> [Your objective]:
Emit the entire listing verbatim.

Dataset listings of figures:
## Start

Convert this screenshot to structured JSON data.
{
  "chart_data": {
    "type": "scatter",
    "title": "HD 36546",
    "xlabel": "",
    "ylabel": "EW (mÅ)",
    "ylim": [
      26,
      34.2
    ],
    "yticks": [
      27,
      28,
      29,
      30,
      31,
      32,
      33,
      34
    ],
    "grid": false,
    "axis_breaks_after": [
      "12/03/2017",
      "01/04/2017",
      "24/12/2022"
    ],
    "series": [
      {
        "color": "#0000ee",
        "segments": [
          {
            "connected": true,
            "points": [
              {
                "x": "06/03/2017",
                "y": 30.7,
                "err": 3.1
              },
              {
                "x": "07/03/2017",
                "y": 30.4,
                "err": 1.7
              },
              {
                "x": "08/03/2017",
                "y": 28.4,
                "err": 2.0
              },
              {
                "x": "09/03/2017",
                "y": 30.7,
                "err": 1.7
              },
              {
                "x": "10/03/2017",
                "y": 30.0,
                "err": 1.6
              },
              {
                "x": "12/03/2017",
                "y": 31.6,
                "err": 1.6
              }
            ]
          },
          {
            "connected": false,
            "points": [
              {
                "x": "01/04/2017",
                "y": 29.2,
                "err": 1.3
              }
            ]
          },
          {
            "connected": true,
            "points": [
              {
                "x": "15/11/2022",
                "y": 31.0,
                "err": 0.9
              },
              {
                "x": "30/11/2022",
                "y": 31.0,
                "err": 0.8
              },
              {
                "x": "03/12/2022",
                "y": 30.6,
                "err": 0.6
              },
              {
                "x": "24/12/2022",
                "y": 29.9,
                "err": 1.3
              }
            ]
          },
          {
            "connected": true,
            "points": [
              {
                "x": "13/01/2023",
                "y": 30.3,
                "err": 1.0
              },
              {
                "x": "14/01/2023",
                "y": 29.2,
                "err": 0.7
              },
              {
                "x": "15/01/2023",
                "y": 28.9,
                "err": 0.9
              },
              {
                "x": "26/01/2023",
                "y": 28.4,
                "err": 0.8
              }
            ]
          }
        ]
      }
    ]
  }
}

## End

> [Answer to this task]:
Convert this screenshot to structured JSON data.
{
  "chart_data": {
    "type": "scatter",
    "title": "HD 36546",
    "xlabel": "",
    "ylabel": "EW (mÅ)",
    "ylim": [
      26,
      34.2
    ],
    "yticks": [
      27,
      28,
      29,
      30,
      31,
      32,
      33,
      34
    ],
    "grid": false,
    "axis_breaks_after": [
      "12/03/2017",
      "01/04/2017",
      "24/12/2022"
    ],
    "series": [
      {
        "color": "#0000ee",
        "segments": [
          {
            "connected": true,
            "points": [
              {
                "x": "06/03/2017",
                "y": 30.7,
                "err": 3.1
              },
              {
                "x": "07/03/2017",
                "y": 30.4,
                "err": 1.7
              },
              {
                "x": "08/03/2017",
                "y": 28.4,
                "err": 2.0
              },
              {
                "x": "09/03/2017",
                "y": 30.7,
                "err": 1.7
              },
              {
                "x": "10/03/2017",
                "y": 30.0,
                "err": 1.6
              },
              {
                "x": "12/03/2017",
                "y": 31.6,
                "err": 1.6
              }
            ]
          },
          {
            "connected": false,
            "points": [
              {
                "x": "01/04/2017",
                "y": 29.2,
                "err": 1.3
              }
            ]
          },
          {
            "connected": true,
            "points": [
              {
                "x": "15/11/2022",
                "y": 31.0,
                "err": 0.9
              },
              {
                "x": "30/11/2022",
                "y": 31.0,
                "err": 0.8
              },
              {
                "x": "03/12/2022",
                "y": 30.6,
                "err": 0.6
              },
              {
                "x": "24/12/2022",
                "y": 29.9,
                "err": 1.3
              }
            ]
          },
          {
            "connected": true,
            "points": [
              {
                "x": "13/01/2023",
                "y": 30.3,
                "err": 1.0
              },
              {
                "x": "14/01/2023",
                "y": 29.2,
                "err": 0.7
              },
              {
                "x": "15/01/2023",
                "y": 28.9,
                "err": 0.9
              },
              {
                "x": "26/01/2023",
                "y": 28.4,
                "err": 0.8
              }
            ]
          }
        ]
      }
    ]
  }
}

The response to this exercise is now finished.